**What you should do**
Filter the records below down to lines containing "LeanCSA".

* Begin Task material *

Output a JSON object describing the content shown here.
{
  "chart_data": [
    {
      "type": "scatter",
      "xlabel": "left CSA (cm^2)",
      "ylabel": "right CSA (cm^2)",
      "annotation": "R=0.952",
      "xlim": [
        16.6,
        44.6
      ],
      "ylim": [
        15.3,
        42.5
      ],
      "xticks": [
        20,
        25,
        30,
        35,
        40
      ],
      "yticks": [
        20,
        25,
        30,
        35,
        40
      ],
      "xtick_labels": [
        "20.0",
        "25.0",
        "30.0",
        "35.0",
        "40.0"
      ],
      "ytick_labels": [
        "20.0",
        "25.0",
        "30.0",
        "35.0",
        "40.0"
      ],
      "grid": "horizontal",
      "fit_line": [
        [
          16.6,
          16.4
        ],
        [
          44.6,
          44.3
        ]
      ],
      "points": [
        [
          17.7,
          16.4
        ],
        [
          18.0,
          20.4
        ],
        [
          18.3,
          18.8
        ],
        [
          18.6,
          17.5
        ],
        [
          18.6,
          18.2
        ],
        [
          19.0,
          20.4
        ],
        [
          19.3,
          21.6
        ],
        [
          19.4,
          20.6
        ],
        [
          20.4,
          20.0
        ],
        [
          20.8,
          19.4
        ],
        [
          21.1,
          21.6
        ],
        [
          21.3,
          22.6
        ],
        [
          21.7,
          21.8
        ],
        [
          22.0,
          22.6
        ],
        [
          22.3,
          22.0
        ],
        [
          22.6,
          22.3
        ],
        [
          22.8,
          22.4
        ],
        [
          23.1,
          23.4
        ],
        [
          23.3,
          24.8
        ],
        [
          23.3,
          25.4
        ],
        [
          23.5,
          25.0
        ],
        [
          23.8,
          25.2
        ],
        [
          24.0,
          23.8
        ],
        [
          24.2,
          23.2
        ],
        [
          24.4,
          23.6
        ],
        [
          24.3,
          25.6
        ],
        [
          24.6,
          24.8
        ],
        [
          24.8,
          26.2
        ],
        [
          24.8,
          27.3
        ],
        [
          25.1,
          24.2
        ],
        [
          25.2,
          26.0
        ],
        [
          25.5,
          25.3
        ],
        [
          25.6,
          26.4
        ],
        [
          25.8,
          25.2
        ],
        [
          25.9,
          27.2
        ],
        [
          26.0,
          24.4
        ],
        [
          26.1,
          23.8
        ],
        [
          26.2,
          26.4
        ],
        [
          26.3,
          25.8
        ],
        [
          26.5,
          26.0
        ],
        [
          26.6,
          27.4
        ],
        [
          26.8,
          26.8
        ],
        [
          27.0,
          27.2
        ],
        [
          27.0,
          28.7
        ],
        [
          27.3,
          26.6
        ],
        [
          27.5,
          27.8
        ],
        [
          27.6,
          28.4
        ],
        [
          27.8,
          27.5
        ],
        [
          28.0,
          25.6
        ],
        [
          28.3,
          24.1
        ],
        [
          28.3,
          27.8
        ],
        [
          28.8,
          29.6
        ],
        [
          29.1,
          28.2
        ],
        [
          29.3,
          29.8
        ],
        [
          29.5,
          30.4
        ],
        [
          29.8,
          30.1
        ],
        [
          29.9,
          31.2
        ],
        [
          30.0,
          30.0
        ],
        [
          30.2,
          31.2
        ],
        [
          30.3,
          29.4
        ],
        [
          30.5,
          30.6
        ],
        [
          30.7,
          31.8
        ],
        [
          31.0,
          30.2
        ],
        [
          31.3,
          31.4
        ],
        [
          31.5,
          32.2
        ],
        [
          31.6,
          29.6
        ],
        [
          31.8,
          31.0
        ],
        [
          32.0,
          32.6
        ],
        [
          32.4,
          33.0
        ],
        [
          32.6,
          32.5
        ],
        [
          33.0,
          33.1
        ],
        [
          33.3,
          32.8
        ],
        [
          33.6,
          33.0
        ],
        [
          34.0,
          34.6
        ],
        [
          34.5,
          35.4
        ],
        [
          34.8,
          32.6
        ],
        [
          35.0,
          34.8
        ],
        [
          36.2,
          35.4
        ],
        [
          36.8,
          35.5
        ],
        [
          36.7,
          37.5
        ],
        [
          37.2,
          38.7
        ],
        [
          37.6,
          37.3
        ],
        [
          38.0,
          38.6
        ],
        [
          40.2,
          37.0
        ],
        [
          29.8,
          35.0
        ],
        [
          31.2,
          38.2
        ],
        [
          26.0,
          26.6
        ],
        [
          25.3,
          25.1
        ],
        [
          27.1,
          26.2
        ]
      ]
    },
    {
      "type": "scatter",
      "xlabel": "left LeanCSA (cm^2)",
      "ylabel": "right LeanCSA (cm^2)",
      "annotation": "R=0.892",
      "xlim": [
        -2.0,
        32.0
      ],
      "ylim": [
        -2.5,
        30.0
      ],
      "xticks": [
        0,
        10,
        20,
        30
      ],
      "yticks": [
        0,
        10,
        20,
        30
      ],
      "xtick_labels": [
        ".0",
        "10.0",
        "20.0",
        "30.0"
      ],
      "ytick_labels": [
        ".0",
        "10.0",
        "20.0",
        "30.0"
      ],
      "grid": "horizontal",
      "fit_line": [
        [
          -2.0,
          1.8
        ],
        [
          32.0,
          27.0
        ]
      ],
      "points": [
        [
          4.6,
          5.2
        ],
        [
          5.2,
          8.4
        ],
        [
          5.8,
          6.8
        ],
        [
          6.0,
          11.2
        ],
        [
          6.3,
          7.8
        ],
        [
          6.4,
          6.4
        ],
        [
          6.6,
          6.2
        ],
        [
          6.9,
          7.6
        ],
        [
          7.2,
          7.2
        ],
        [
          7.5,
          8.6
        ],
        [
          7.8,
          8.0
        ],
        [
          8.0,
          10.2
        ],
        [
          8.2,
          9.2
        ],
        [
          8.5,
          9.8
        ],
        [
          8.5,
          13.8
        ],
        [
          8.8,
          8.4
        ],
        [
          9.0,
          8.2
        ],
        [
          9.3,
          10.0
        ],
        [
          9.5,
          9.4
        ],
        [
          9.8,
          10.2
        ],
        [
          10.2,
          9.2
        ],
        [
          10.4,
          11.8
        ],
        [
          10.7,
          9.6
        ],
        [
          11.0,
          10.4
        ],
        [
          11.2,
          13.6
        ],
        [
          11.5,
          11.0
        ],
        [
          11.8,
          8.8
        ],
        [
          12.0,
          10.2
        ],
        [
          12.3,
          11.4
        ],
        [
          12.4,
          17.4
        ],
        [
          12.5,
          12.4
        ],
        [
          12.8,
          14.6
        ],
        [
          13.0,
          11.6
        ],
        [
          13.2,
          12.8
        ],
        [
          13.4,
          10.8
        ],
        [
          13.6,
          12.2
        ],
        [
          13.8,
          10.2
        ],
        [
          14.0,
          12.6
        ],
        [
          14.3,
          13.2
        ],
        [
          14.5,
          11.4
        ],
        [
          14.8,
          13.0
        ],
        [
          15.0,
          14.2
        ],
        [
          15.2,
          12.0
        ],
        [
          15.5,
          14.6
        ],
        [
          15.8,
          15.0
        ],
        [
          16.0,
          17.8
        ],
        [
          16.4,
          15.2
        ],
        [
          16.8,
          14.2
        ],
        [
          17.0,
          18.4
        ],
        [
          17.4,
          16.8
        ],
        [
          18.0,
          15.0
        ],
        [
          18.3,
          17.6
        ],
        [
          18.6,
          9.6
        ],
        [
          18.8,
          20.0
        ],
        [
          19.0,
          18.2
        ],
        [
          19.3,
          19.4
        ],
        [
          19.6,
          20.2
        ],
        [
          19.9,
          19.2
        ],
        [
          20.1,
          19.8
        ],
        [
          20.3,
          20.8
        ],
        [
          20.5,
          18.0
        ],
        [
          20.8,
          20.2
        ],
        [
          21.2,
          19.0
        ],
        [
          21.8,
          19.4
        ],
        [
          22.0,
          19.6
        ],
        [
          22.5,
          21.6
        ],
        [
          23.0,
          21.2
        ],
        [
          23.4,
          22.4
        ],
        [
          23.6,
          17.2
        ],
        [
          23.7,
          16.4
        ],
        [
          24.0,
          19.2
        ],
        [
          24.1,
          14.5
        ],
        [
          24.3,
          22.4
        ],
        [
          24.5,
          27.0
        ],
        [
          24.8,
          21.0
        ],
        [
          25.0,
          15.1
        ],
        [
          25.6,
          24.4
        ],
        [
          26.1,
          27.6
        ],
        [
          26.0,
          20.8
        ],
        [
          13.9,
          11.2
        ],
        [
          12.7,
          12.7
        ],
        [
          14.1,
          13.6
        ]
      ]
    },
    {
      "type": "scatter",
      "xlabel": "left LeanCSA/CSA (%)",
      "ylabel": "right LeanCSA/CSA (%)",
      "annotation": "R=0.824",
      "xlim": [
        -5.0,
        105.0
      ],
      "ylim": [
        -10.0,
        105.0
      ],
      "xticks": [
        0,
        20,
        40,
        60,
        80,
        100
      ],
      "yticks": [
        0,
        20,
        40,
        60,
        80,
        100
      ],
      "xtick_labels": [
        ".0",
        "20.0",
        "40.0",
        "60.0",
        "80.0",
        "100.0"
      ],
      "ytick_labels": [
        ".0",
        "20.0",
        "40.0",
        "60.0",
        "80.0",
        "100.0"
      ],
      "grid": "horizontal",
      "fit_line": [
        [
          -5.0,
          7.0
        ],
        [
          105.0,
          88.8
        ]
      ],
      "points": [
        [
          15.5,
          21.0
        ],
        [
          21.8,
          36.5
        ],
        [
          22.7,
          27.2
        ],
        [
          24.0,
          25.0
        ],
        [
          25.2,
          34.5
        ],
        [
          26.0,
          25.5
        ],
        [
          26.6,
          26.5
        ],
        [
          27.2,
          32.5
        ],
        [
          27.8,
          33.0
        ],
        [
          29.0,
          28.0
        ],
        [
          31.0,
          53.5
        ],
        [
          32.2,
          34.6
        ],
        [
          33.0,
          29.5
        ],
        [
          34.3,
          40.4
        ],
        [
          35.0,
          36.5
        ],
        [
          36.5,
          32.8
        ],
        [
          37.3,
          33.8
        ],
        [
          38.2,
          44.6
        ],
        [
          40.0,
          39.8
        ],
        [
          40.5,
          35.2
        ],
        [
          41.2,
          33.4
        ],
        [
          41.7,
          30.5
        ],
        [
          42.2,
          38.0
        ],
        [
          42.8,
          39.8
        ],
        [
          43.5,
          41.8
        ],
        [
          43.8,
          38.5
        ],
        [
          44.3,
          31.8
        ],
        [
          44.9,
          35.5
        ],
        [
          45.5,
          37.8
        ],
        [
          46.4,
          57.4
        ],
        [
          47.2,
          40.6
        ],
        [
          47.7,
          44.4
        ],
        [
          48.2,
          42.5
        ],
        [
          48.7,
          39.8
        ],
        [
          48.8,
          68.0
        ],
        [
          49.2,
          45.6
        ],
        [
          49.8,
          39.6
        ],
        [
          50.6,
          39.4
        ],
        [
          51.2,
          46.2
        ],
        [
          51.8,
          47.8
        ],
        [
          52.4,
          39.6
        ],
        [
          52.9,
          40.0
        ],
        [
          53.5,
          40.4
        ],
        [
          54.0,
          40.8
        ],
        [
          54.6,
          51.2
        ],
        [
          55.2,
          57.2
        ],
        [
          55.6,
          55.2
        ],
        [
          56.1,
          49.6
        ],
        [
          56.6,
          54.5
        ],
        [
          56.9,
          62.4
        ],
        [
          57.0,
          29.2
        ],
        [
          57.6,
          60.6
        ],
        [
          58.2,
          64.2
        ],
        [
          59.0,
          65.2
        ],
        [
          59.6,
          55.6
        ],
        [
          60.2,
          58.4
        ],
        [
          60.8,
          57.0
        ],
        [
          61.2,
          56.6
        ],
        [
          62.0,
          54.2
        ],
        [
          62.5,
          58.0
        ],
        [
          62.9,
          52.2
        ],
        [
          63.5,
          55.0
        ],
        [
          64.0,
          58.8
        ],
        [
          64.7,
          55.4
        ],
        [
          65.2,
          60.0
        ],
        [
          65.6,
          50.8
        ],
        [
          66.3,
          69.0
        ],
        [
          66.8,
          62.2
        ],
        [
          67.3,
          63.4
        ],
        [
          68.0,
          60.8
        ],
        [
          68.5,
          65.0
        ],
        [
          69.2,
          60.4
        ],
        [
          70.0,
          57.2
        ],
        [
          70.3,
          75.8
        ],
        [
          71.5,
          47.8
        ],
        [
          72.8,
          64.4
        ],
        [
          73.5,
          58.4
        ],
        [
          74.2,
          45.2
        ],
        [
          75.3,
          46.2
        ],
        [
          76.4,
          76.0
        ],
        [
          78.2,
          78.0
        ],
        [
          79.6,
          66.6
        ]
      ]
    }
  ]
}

* End Task material *

**Exercise response**
      "xlabel": "left LeanCSA (cm^2)",
      "ylabel": "right LeanCSA (cm^2)",
      "xlabel": "left LeanCSA/CSA (%)",
      "ylabel": "right LeanCSA/CSA (%)",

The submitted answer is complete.